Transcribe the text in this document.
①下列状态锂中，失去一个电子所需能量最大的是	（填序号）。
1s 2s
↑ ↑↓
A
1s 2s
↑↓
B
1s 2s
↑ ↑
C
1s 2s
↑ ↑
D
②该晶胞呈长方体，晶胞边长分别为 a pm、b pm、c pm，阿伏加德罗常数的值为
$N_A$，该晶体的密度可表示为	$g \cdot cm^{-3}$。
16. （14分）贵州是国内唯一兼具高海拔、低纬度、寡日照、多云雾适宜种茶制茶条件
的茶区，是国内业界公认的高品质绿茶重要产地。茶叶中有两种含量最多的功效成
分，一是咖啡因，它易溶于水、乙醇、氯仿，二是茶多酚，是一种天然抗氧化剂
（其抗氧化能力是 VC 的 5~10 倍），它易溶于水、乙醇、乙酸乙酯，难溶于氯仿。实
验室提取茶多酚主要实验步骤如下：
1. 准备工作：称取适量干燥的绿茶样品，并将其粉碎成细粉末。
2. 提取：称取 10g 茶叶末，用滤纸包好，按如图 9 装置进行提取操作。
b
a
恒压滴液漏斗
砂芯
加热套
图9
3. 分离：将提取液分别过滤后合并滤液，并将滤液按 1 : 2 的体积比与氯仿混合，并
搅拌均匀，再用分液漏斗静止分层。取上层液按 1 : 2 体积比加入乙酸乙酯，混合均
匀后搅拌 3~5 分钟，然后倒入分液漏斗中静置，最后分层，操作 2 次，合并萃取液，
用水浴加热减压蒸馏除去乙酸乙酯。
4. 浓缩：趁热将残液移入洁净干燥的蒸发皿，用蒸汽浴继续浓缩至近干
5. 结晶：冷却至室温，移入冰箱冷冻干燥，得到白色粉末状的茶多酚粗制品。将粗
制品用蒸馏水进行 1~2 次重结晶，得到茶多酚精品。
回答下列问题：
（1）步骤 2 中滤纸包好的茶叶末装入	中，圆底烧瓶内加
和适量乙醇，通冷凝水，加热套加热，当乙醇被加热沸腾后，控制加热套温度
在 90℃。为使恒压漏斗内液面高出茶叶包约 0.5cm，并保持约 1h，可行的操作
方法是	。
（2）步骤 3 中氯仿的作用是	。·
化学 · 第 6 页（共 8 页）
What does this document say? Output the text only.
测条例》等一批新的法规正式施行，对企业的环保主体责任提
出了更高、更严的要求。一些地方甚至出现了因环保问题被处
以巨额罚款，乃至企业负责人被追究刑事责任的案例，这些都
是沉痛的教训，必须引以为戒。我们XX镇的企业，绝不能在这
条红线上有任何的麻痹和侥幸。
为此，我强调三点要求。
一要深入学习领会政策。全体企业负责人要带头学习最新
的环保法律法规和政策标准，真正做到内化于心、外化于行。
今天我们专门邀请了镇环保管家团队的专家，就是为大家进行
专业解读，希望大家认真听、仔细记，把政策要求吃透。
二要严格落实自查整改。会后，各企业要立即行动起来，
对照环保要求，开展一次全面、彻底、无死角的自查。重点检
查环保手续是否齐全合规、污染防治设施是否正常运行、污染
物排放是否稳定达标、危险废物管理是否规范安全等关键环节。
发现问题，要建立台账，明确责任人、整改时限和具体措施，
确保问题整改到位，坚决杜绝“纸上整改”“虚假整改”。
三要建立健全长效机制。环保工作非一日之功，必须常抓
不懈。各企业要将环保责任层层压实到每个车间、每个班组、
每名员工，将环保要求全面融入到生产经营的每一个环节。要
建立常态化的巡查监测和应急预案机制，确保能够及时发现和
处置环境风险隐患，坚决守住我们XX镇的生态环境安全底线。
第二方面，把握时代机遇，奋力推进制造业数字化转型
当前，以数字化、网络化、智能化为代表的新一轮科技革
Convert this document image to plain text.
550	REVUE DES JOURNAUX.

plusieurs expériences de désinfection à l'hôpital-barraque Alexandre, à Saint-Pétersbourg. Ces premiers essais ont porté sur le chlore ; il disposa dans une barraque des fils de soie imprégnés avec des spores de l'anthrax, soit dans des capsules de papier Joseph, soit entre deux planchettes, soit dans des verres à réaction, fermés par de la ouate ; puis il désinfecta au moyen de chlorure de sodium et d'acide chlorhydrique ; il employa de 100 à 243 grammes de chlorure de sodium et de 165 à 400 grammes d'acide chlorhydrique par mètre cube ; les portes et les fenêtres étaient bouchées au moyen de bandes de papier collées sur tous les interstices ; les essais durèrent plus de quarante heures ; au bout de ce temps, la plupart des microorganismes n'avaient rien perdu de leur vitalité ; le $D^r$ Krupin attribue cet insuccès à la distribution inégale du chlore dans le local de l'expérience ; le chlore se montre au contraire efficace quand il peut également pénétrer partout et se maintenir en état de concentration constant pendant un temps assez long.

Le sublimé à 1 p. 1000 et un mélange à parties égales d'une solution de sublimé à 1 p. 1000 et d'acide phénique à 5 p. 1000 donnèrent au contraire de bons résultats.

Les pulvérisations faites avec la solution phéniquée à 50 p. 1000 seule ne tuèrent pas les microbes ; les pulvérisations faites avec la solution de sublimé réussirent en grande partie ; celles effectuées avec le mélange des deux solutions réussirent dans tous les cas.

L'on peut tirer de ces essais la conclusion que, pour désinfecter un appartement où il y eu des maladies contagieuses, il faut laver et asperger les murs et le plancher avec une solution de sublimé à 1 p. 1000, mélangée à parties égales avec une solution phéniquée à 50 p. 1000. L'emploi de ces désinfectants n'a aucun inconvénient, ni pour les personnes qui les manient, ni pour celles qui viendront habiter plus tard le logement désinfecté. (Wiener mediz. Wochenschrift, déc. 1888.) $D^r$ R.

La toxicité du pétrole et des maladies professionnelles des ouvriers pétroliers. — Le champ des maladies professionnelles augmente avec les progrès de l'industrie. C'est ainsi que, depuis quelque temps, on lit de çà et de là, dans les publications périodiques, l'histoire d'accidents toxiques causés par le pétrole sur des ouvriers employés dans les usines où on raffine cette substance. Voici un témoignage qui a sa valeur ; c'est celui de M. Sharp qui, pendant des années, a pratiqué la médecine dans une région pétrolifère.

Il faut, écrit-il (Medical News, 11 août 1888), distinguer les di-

- [WHAT IS REQUIRED] Write out all the entries exactly.

- [ANSWER]
Transcribe the text in this document.
①下列状态锂中，失去一个电子所需能量最大的是	（填序号）。
1s 2s
↑ ↑↓
A
1s 2s
↑↓
B
1s 2s
↑ ↑
C
1s 2s
↑ ↑
D
②该晶胞呈长方体，晶胞边长分别为 a pm、b pm、c pm，阿伏加德罗常数的值为
$N_A$，该晶体的密度可表示为	$g \cdot cm^{-3}$。
16. （14分）贵州是国内唯一兼具高海拔、低纬度、寡日照、多云雾适宜种茶制茶条件
的茶区，是国内业界公认的高品质绿茶重要产地。茶叶中有两种含量最多的功效成
分，一是咖啡因，它易溶于水、乙醇、氯仿，二是茶多酚，是一种天然抗氧化剂
（其抗氧化能力是 VC 的 5~10 倍），它易溶于水、乙醇、乙酸乙酯，难溶于氯仿。实
验室提取茶多酚主要实验步骤如下：
1. 准备工作：称取适量干燥的绿茶样品，并将其粉碎成细粉末。
2. 提取：称取 10g 茶叶末，用滤纸包好，按如图 9 装置进行提取操作。
b
a
恒压滴液漏斗
砂芯
加热套
图9
3. 分离：将提取液分别过滤后合并滤液，并将滤液按 1 : 2 的体积比与氯仿混合，并
搅拌均匀，再用分液漏斗静止分层。取上层液按 1 : 2 体积比加入乙酸乙酯，混合均
匀后搅拌 3~5 分钟，然后倒入分液漏斗中静置，最后分层，操作 2 次，合并萃取液，
用水浴加热减压蒸馏除去乙酸乙酯。
4. 浓缩：趁热将残液移入洁净干燥的蒸发皿，用蒸汽浴继续浓缩至近干
5. 结晶：冷却至室温，移入冰箱冷冻干燥，得到白色粉末状的茶多酚粗制品。将粗
制品用蒸馏水进行 1~2 次重结晶，得到茶多酚精品。
回答下列问题：
（1）步骤 2 中滤纸包好的茶叶末装入	中，圆底烧瓶内加
和适量乙醇，通冷凝水，加热套加热，当乙醇被加热沸腾后，控制加热套温度
在 90℃。为使恒压漏斗内液面高出茶叶包约 0.5cm，并保持约 1h，可行的操作
方法是	。
（2）步骤 3 中氯仿的作用是	。·
化学 · 第 6 页（共 8 页）
What does this document say? Output the text only.
测条例》等一批新的法规正式施行，对企业的环保主体责任提
出了更高、更严的要求。一些地方甚至出现了因环保问题被处
以巨额罚款，乃至企业负责人被追究刑事责任的案例，这些都
是沉痛的教训，必须引以为戒。我们XX镇的企业，绝不能在这
条红线上有任何的麻痹和侥幸。
为此，我强调三点要求。
一要深入学习领会政策。全体企业负责人要带头学习最新
的环保法律法规和政策标准，真正做到内化于心、外化于行。
今天我们专门邀请了镇环保管家团队的专家，就是为大家进行
专业解读，希望大家认真听、仔细记，把政策要求吃透。
二要严格落实自查整改。会后，各企业要立即行动起来，
对照环保要求，开展一次全面、彻底、无死角的自查。重点检
查环保手续是否齐全合规、污染防治设施是否正常运行、污染
物排放是否稳定达标、危险废物管理是否规范安全等关键环节。
发现问题，要建立台账，明确责任人、整改时限和具体措施，
确保问题整改到位，坚决杜绝“纸上整改”“虚假整改”。
三要建立健全长效机制。环保工作非一日之功，必须常抓
不懈。各企业要将环保责任层层压实到每个车间、每个班组、
每名员工，将环保要求全面融入到生产经营的每一个环节。要
建立常态化的巡查监测和应急预案机制，确保能够及时发现和
处置环境风险隐患，坚决守住我们XX镇的生态环境安全底线。
第二方面，把握时代机遇，奋力推进制造业数字化转型
当前，以数字化、网络化、智能化为代表的新一轮科技革
Convert this document image to plain text.
550	REVUE DES JOURNAUX.

plusieurs expériences de désinfection à l'hôpital-barraque Alexandre, à Saint-Pétersbourg. Ces premiers essais ont porté sur le chlore ; il disposa dans une barraque des fils de soie imprégnés avec des spores de l'anthrax, soit dans des capsules de papier Joseph, soit entre deux planchettes, soit dans des verres à réaction, fermés par de la ouate ; puis il désinfecta au moyen de chlorure de sodium et d'acide chlorhydrique ; il employa de 100 à 243 grammes de chlorure de sodium et de 165 à 400 grammes d'acide chlorhydrique par mètre cube ; les portes et les fenêtres étaient bouchées au moyen de bandes de papier collées sur tous les interstices ; les essais durèrent plus de quarante heures ; au bout de ce temps, la plupart des microorganismes n'avaient rien perdu de leur vitalité ; le $D^r$ Krupin attribue cet insuccès à la distribution inégale du chlore dans le local de l'expérience ; le chlore se montre au contraire efficace quand il peut également pénétrer partout et se maintenir en état de concentration constant pendant un temps assez long.

Le sublimé à 1 p. 1000 et un mélange à parties égales d'une solution de sublimé à 1 p. 1000 et d'acide phénique à 5 p. 1000 donnèrent au contraire de bons résultats.

Les pulvérisations faites avec la solution phéniquée à 50 p. 1000 seule ne tuèrent pas les microbes ; les pulvérisations faites avec la solution de sublimé réussirent en grande partie ; celles effectuées avec le mélange des deux solutions réussirent dans tous les cas.

L'on peut tirer de ces essais la conclusion que, pour désinfecter un appartement où il y eu des maladies contagieuses, il faut laver et asperger les murs et le plancher avec une solution de sublimé à 1 p. 1000, mélangée à parties égales avec une solution phéniquée à 50 p. 1000. L'emploi de ces désinfectants n'a aucun inconvénient, ni pour les personnes qui les manient, ni pour celles qui viendront habiter plus tard le logement désinfecté. (Wiener mediz. Wochenschrift, déc. 1888.) $D^r$ R.

La toxicité du pétrole et des maladies professionnelles des ouvriers pétroliers. — Le champ des maladies professionnelles augmente avec les progrès de l'industrie. C'est ainsi que, depuis quelque temps, on lit de çà et de là, dans les publications périodiques, l'histoire d'accidents toxiques causés par le pétrole sur des ouvriers employés dans les usines où on raffine cette substance. Voici un témoignage qui a sa valeur ; c'est celui de M. Sharp qui, pendant des années, a pratiqué la médecine dans une région pétrolifère.

Il faut, écrit-il (Medical News, 11 août 1888), distinguer les di-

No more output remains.